▶ **EXERCISE REQUIREMENTS**: Repeat every line of the data exactly, but not the pictures.

▶ **THE DATA**:

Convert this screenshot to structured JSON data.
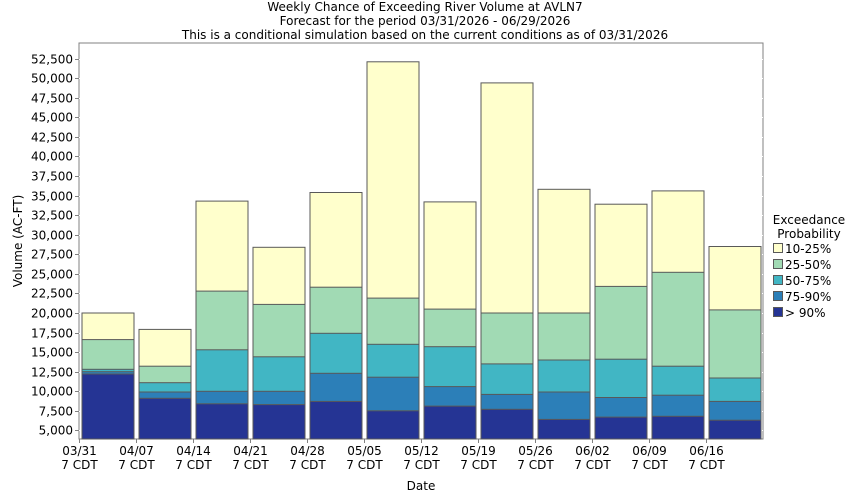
{
  "chart_data": {
    "type": "bar",
    "stacked": true,
    "title": [
      "Weekly Chance of Exceeding River Volume at AVLN7",
      "Forecast for the period 03/31/2026 - 06/29/2026",
      "This is a conditional simulation based on the current conditions as of 03/31/2026"
    ],
    "xlabel": "Date",
    "ylabel": "Volume (AC-FT)",
    "ylim": [
      3900,
      54500
    ],
    "yticks": [
      5000,
      7500,
      10000,
      12500,
      15000,
      17500,
      20000,
      22500,
      25000,
      27500,
      30000,
      32500,
      35000,
      37500,
      40000,
      42500,
      45000,
      47500,
      50000,
      52500
    ],
    "ytick_labels": [
      "5,000",
      "7,500",
      "10,000",
      "12,500",
      "15,000",
      "17,500",
      "20,000",
      "22,500",
      "25,000",
      "27,500",
      "30,000",
      "32,500",
      "35,000",
      "37,500",
      "40,000",
      "42,500",
      "45,000",
      "47,500",
      "50,000",
      "52,500"
    ],
    "xticks": [
      {
        "line1": "03/31",
        "line2": "7 CDT"
      },
      {
        "line1": "04/07",
        "line2": "7 CDT"
      },
      {
        "line1": "04/14",
        "line2": "7 CDT"
      },
      {
        "line1": "04/21",
        "line2": "7 CDT"
      },
      {
        "line1": "04/28",
        "line2": "7 CDT"
      },
      {
        "line1": "05/05",
        "line2": "7 CDT"
      },
      {
        "line1": "05/12",
        "line2": "7 CDT"
      },
      {
        "line1": "05/19",
        "line2": "7 CDT"
      },
      {
        "line1": "05/26",
        "line2": "7 CDT"
      },
      {
        "line1": "06/02",
        "line2": "7 CDT"
      },
      {
        "line1": "06/09",
        "line2": "7 CDT"
      },
      {
        "line1": "06/16",
        "line2": "7 CDT"
      }
    ],
    "weeks": 12,
    "legend_title": [
      "Exceedance",
      "Probability"
    ],
    "legend_position": "right",
    "series": [
      {
        "name": "10-25%",
        "color": "#ffffcc",
        "tops": [
          20000,
          17900,
          34300,
          28400,
          35400,
          52100,
          34200,
          49400,
          35800,
          33900,
          35600,
          28500
        ]
      },
      {
        "name": "25-50%",
        "color": "#a1dab4",
        "tops": [
          16600,
          13200,
          22800,
          21100,
          23300,
          21900,
          20500,
          20000,
          20000,
          23400,
          25200,
          20400
        ]
      },
      {
        "name": "50-75%",
        "color": "#41b6c4",
        "tops": [
          12800,
          11100,
          15300,
          14400,
          17400,
          16000,
          15700,
          13500,
          14000,
          14100,
          13200,
          11700
        ]
      },
      {
        "name": "75-90%",
        "color": "#2c7fb8",
        "tops": [
          12500,
          9900,
          10000,
          10000,
          12300,
          11800,
          10600,
          9600,
          9900,
          9200,
          9500,
          8700
        ]
      },
      {
        "name": "> 90%",
        "color": "#253494",
        "tops": [
          12200,
          9100,
          8400,
          8300,
          8700,
          7500,
          8100,
          7700,
          6400,
          6700,
          6800,
          6300
        ]
      }
    ]
  }
}
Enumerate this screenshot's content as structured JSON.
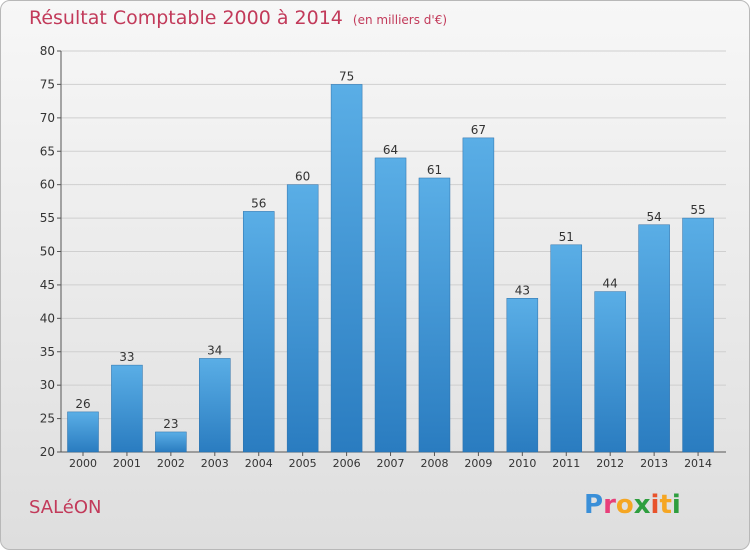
{
  "title": "Résultat Comptable 2000 à 2014",
  "subtitle": "(en milliers d'€)",
  "commune": "SALéON",
  "logo": {
    "text": "Proxiti",
    "letters": [
      "P",
      "r",
      "o",
      "x",
      "i",
      "t",
      "i"
    ],
    "colors": [
      "#3a8fd8",
      "#e83f7a",
      "#f5a623",
      "#2e9e3e",
      "#e8532c",
      "#f5a623",
      "#2e9e3e"
    ]
  },
  "colors": {
    "title": "#c23a5a",
    "bar_top": "#5aaee6",
    "bar_bottom": "#2a7cc0",
    "axis": "#555555"
  },
  "chart_data": {
    "type": "bar",
    "title": "Résultat Comptable 2000 à 2014",
    "xlabel": "",
    "ylabel": "",
    "ylim": [
      20,
      80
    ],
    "yticks": [
      20,
      25,
      30,
      35,
      40,
      45,
      50,
      55,
      60,
      65,
      70,
      75,
      80
    ],
    "grid": true,
    "categories": [
      "2000",
      "2001",
      "2002",
      "2003",
      "2004",
      "2005",
      "2006",
      "2007",
      "2008",
      "2009",
      "2010",
      "2011",
      "2012",
      "2013",
      "2014"
    ],
    "values": [
      26,
      33,
      23,
      34,
      56,
      60,
      75,
      64,
      61,
      67,
      43,
      51,
      44,
      54,
      55
    ]
  }
}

▶ **SOLUTION BELOW**:
Convert this screenshot to structured JSON data.
{
  "chart_data": {
    "type": "bar",
    "stacked": true,
    "title": [
      "Weekly Chance of Exceeding River Volume at AVLN7",
      "Forecast for the period 03/31/2026 - 06/29/2026",
      "This is a conditional simulation based on the current conditions as of 03/31/2026"
    ],
    "xlabel": "Date",
    "ylabel": "Volume (AC-FT)",
    "ylim": [
      3900,
      54500
    ],
    "yticks": [
      5000,
      7500,
      10000,
      12500,
      15000,
      17500,
      20000,
      22500,
      25000,
      27500,
      30000,
      32500,
      35000,
      37500,
      40000,
      42500,
      45000,
      47500,
      50000,
      52500
    ],
    "ytick_labels": [
      "5,000",
      "7,500",
      "10,000",
      "12,500",
      "15,000",
      "17,500",
      "20,000",
      "22,500",
      "25,000",
      "27,500",
      "30,000",
      "32,500",
      "35,000",
      "37,500",
      "40,000",
      "42,500",
      "45,000",
      "47,500",
      "50,000",
      "52,500"
    ],
    "xticks": [
      {
        "line1": "03/31",
        "line2": "7 CDT"
      },
      {
        "line1": "04/07",
        "line2": "7 CDT"
      },
      {
        "line1": "04/14",
        "line2": "7 CDT"
      },
      {
        "line1": "04/21",
        "line2": "7 CDT"
      },
      {
        "line1": "04/28",
        "line2": "7 CDT"
      },
      {
        "line1": "05/05",
        "line2": "7 CDT"
      },
      {
        "line1": "05/12",
        "line2": "7 CDT"
      },
      {
        "line1": "05/19",
        "line2": "7 CDT"
      },
      {
        "line1": "05/26",
        "line2": "7 CDT"
      },
      {
        "line1": "06/02",
        "line2": "7 CDT"
      },
      {
        "line1": "06/09",
        "line2": "7 CDT"
      },
      {
        "line1": "06/16",
        "line2": "7 CDT"
      }
    ],
    "weeks": 12,
    "legend_title": [
      "Exceedance",
      "Probability"
    ],
    "legend_position": "right",
    "series": [
      {
        "name": "10-25%",
        "color": "#ffffcc",
        "tops": [
          20000,
          17900,
          34300,
          28400,
          35400,
          52100,
          34200,
          49400,
          35800,
          33900,
          35600,
          28500
        ]
      },
      {
        "name": "25-50%",
        "color": "#a1dab4",
        "tops": [
          16600,
          13200,
          22800,
          21100,
          23300,
          21900,
          20500,
          20000,
          20000,
          23400,
          25200,
          20400
        ]
      },
      {
        "name": "50-75%",
        "color": "#41b6c4",
        "tops": [
          12800,
          11100,
          15300,
          14400,
          17400,
          16000,
          15700,
          13500,
          14000,
          14100,
          13200,
          11700
        ]
      },
      {
        "name": "75-90%",
        "color": "#2c7fb8",
        "tops": [
          12500,
          9900,
          10000,
          10000,
          12300,
          11800,
          10600,
          9600,
          9900,
          9200,
          9500,
          8700
        ]
      },
      {
        "name": "> 90%",
        "color": "#253494",
        "tops": [
          12200,
          9100,
          8400,
          8300,
          8700,
          7500,
          8100,
          7700,
          6400,
          6700,
          6800,
          6300
        ]
      }
    ]
  }
}
Enumerate this screenshot's content as structured JSON.
{
  "title": "Résultat Comptable 2000 à 2014",
  "subtitle": "(en milliers d'€)",
  "commune": "SALéON",
  "logo": {
    "text": "Proxiti",
    "letters": [
      "P",
      "r",
      "o",
      "x",
      "i",
      "t",
      "i"
    ],
    "colors": [
      "#3a8fd8",
      "#e83f7a",
      "#f5a623",
      "#2e9e3e",
      "#e8532c",
      "#f5a623",
      "#2e9e3e"
    ]
  },
  "colors": {
    "title": "#c23a5a",
    "bar_top": "#5aaee6",
    "bar_bottom": "#2a7cc0",
    "axis": "#555555"
  },
  "chart_data": {
    "type": "bar",
    "title": "Résultat Comptable 2000 à 2014",
    "xlabel": "",
    "ylabel": "",
    "ylim": [
      20,
      80
    ],
    "yticks": [
      20,
      25,
      30,
      35,
      40,
      45,
      50,
      55,
      60,
      65,
      70,
      75,
      80
    ],
    "grid": true,
    "categories": [
      "2000",
      "2001",
      "2002",
      "2003",
      "2004",
      "2005",
      "2006",
      "2007",
      "2008",
      "2009",
      "2010",
      "2011",
      "2012",
      "2013",
      "2014"
    ],
    "values": [
      26,
      33,
      23,
      34,
      56,
      60,
      75,
      64,
      61,
      67,
      43,
      51,
      44,
      54,
      55
    ]
  }
}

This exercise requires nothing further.